• _Aim of the task_:
Copy each line that contains the string "WOMEN".

[Dataset listings of figures]
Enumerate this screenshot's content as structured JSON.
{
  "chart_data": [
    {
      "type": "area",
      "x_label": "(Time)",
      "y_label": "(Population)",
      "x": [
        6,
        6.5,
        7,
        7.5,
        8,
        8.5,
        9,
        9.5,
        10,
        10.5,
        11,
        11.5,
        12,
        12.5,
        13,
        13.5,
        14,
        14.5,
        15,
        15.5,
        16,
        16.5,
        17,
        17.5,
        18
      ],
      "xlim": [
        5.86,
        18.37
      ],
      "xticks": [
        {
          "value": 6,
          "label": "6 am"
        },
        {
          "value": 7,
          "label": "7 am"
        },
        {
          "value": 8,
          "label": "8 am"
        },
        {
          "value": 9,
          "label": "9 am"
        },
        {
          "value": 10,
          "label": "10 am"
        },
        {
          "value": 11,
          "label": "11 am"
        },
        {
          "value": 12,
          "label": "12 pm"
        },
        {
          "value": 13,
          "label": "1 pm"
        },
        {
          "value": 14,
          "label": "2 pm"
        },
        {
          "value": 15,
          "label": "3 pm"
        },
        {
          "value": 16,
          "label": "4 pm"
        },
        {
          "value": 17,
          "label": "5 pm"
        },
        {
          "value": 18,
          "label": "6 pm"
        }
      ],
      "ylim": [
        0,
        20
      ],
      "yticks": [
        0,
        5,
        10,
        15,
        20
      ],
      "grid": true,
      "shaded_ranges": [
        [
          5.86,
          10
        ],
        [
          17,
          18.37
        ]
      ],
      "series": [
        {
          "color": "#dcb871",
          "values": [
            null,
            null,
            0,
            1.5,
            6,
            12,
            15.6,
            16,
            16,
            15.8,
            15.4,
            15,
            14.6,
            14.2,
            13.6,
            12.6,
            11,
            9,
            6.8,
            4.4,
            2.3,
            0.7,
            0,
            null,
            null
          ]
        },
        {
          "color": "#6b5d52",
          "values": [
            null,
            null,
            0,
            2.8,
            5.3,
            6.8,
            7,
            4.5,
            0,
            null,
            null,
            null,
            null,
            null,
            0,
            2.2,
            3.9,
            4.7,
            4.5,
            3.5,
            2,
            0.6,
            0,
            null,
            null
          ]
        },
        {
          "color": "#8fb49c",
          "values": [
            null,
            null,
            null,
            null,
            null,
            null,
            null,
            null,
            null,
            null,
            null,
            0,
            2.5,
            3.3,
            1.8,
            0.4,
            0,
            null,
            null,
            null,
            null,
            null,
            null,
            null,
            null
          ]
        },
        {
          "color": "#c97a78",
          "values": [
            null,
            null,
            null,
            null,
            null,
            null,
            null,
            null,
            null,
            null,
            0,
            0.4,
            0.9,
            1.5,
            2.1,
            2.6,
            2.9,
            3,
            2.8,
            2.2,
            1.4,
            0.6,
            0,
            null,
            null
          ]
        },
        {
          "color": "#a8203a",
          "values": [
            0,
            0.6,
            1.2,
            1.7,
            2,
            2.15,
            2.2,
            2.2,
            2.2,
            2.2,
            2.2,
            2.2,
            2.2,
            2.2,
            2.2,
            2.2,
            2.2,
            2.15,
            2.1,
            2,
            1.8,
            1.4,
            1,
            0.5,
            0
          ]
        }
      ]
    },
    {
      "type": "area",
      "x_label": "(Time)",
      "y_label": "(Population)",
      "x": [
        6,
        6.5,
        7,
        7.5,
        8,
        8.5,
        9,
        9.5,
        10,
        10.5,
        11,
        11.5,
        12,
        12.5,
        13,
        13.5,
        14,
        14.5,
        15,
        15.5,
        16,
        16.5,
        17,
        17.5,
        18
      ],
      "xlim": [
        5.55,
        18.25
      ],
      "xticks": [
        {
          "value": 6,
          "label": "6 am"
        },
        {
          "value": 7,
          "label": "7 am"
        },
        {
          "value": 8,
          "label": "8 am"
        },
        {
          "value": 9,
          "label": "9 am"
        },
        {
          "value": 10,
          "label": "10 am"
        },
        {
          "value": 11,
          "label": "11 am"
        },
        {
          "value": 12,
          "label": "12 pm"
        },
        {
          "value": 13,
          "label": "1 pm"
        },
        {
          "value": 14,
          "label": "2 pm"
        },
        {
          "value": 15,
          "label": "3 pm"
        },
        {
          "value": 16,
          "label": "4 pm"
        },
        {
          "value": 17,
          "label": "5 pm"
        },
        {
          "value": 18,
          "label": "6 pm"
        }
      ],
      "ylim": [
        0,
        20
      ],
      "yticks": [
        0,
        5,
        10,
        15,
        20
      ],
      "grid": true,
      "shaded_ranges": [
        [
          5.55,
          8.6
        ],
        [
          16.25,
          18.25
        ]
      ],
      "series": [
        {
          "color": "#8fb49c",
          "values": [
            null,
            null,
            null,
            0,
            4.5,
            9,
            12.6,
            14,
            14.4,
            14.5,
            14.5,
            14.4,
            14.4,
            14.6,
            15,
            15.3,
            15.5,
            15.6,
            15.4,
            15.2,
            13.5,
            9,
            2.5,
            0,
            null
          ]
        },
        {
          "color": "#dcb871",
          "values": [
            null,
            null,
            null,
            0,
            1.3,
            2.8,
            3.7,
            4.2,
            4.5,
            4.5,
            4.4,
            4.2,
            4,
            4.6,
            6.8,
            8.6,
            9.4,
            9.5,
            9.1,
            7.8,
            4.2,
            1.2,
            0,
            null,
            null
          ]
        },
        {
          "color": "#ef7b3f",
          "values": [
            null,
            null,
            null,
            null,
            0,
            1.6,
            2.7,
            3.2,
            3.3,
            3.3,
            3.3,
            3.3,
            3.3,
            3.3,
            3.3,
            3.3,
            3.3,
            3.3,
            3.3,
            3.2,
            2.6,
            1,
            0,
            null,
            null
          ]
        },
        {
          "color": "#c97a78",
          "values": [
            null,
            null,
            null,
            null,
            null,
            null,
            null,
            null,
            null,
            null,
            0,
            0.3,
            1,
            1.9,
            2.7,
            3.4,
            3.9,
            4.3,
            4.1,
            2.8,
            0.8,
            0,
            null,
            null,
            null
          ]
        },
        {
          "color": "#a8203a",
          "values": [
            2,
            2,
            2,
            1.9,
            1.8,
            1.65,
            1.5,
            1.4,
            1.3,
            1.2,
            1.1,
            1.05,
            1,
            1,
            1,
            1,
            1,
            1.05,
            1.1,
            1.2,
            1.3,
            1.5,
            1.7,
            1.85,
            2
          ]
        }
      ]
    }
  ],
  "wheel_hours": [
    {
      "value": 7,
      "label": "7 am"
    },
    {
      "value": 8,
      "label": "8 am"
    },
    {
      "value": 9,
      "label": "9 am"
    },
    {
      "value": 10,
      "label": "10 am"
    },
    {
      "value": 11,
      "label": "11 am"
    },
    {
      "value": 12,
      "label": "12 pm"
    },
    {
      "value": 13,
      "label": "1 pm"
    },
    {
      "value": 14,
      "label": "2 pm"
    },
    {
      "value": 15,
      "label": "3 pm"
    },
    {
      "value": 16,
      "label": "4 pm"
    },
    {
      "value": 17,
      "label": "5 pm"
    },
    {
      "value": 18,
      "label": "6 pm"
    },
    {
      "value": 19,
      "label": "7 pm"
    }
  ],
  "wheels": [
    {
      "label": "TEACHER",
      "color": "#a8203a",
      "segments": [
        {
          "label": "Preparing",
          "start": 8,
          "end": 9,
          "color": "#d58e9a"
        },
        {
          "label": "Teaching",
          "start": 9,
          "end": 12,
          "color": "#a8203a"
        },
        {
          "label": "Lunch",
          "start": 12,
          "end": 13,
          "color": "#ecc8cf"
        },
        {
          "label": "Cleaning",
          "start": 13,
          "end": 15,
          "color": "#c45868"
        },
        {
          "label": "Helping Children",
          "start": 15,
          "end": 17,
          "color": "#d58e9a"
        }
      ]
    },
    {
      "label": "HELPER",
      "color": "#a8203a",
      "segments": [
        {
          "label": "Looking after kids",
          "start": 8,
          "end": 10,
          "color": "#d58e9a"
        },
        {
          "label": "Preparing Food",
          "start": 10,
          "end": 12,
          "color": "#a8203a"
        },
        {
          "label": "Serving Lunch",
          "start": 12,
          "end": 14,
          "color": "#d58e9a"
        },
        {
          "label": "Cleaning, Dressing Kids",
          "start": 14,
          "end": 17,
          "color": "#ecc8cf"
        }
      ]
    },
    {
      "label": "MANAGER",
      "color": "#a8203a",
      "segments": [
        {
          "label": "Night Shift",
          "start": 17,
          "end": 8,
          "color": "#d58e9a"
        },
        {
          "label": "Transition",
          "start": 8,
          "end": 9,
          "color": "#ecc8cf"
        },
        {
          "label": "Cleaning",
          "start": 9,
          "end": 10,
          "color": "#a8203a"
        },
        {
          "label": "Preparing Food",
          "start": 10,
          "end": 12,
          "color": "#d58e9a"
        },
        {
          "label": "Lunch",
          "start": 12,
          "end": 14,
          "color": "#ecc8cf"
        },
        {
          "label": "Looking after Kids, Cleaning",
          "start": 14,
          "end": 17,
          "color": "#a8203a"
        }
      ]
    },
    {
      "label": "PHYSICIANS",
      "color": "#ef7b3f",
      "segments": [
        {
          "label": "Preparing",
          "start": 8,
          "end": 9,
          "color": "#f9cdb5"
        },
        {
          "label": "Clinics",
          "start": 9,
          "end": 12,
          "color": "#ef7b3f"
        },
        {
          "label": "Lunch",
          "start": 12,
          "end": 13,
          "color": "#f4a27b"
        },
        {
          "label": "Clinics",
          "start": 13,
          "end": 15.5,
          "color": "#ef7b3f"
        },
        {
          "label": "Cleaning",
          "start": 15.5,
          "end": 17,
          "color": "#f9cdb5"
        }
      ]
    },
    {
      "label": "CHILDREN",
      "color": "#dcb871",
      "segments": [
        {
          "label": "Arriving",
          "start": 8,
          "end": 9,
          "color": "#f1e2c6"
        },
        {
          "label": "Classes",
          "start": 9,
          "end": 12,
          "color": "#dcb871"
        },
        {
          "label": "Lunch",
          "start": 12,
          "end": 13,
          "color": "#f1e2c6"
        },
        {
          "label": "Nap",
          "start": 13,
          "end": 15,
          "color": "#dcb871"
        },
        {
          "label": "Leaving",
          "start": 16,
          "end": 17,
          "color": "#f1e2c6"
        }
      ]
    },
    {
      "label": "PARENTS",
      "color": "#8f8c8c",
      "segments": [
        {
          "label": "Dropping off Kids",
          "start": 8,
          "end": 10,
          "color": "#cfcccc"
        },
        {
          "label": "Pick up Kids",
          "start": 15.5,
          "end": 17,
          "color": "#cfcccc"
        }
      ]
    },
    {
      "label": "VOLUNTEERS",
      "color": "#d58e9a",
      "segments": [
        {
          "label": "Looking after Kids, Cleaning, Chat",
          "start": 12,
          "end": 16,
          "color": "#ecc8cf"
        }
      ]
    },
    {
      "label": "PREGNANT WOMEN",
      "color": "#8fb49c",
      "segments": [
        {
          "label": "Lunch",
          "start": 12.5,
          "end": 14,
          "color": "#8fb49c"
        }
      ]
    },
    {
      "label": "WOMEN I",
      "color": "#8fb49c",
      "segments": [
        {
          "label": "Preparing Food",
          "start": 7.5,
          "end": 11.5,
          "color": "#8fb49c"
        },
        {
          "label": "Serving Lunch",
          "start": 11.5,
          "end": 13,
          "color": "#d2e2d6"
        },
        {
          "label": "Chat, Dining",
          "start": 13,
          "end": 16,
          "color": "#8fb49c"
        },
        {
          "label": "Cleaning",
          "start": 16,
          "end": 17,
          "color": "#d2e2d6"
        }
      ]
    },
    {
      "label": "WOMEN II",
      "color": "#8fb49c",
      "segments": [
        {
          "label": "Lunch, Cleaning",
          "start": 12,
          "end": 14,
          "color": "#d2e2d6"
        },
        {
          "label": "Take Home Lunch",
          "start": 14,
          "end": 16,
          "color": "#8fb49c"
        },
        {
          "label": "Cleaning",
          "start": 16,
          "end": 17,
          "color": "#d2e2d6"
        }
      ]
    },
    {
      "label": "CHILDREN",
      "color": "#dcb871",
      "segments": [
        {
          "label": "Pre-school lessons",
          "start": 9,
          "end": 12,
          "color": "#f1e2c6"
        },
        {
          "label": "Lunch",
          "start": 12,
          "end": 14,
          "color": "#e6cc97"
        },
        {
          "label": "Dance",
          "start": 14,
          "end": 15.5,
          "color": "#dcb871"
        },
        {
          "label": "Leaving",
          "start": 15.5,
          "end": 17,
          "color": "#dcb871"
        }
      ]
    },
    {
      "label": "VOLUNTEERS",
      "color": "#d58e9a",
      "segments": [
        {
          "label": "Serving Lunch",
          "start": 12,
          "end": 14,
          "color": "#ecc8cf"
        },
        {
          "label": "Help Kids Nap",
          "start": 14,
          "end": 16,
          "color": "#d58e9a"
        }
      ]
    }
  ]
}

• _Final result_:
      "label": "PREGNANT WOMEN",
      "label": "WOMEN I",
      "label": "WOMEN II",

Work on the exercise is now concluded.